What this task involves: Search the listing below for the word "Gitarristen" and copy each line that holds it.

Records to process:
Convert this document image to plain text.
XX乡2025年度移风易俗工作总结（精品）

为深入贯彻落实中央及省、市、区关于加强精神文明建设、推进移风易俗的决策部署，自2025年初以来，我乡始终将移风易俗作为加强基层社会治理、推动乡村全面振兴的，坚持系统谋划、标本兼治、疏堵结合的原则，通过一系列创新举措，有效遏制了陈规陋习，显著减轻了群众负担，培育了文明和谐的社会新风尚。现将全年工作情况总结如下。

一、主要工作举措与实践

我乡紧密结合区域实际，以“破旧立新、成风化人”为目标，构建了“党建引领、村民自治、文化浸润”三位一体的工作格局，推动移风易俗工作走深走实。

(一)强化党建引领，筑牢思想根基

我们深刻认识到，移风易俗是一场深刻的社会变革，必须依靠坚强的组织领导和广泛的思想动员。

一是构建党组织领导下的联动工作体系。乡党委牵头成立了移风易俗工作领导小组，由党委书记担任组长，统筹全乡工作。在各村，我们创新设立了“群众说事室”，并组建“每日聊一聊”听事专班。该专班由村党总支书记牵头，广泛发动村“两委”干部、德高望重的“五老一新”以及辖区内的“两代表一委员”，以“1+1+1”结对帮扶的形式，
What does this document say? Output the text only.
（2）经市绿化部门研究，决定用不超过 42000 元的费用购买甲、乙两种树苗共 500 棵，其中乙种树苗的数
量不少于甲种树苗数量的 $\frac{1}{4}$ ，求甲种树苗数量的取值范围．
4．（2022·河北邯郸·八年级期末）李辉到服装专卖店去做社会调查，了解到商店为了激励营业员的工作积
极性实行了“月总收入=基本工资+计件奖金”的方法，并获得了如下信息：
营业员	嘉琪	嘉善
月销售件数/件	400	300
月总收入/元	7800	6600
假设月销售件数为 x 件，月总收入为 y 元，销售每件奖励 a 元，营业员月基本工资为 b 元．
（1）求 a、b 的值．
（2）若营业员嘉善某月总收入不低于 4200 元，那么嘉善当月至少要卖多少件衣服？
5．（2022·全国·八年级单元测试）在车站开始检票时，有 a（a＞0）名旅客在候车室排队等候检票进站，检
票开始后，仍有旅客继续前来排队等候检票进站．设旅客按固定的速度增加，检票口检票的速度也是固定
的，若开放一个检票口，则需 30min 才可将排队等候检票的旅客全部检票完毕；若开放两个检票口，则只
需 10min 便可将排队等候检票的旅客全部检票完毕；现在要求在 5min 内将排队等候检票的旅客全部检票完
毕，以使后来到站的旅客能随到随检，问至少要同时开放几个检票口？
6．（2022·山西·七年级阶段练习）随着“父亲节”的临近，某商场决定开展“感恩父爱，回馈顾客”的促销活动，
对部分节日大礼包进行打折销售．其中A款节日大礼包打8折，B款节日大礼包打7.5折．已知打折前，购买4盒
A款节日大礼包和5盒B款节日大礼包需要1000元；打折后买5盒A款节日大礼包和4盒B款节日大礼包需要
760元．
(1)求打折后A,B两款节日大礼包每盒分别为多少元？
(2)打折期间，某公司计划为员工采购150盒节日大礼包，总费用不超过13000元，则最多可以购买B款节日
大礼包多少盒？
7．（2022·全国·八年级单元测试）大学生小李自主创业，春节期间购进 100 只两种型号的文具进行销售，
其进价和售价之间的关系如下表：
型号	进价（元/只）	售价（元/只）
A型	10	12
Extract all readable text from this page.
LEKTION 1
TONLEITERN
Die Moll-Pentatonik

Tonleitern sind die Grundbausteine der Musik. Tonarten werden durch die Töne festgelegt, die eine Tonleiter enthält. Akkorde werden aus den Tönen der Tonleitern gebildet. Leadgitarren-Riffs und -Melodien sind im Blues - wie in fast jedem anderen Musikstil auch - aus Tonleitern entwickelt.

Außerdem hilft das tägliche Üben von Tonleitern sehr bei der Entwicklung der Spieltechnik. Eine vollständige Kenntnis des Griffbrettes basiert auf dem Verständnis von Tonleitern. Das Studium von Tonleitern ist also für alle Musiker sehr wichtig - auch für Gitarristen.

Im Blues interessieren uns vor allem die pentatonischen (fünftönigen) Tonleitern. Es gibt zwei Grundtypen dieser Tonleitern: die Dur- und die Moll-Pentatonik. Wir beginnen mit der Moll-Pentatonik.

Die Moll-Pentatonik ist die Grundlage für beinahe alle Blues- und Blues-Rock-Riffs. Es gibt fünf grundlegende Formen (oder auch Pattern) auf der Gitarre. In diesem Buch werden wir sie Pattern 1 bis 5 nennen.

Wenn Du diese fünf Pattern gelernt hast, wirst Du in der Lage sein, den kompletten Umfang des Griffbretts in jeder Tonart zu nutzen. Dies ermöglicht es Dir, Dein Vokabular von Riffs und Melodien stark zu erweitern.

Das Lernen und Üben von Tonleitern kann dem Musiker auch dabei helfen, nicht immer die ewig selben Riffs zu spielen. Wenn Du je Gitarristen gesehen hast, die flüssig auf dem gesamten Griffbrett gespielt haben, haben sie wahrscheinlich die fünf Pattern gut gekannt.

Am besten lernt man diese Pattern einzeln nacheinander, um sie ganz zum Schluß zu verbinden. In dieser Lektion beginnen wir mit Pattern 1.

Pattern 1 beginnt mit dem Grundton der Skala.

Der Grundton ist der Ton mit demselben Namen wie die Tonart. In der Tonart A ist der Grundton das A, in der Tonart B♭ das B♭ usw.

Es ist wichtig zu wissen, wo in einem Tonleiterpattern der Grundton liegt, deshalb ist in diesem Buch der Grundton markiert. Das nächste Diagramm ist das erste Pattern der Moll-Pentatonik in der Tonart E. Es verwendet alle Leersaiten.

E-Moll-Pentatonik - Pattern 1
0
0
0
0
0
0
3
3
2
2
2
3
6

Solution for this exercise:
Außerdem hilft das tägliche Üben von Tonleitern sehr bei der Entwicklung der Spieltechnik. Eine vollständige Kenntnis des Griffbrettes basiert auf dem Verständnis von Tonleitern. Das Studium von Tonleitern ist also für alle Musiker sehr wichtig - auch für Gitarristen.
Das Lernen und Üben von Tonleitern kann dem Musiker auch dabei helfen, nicht immer die ewig selben Riffs zu spielen. Wenn Du je Gitarristen gesehen hast, die flüssig auf dem gesamten Griffbrett gespielt haben, haben sie wahrscheinlich die fünf Pattern gut gekannt.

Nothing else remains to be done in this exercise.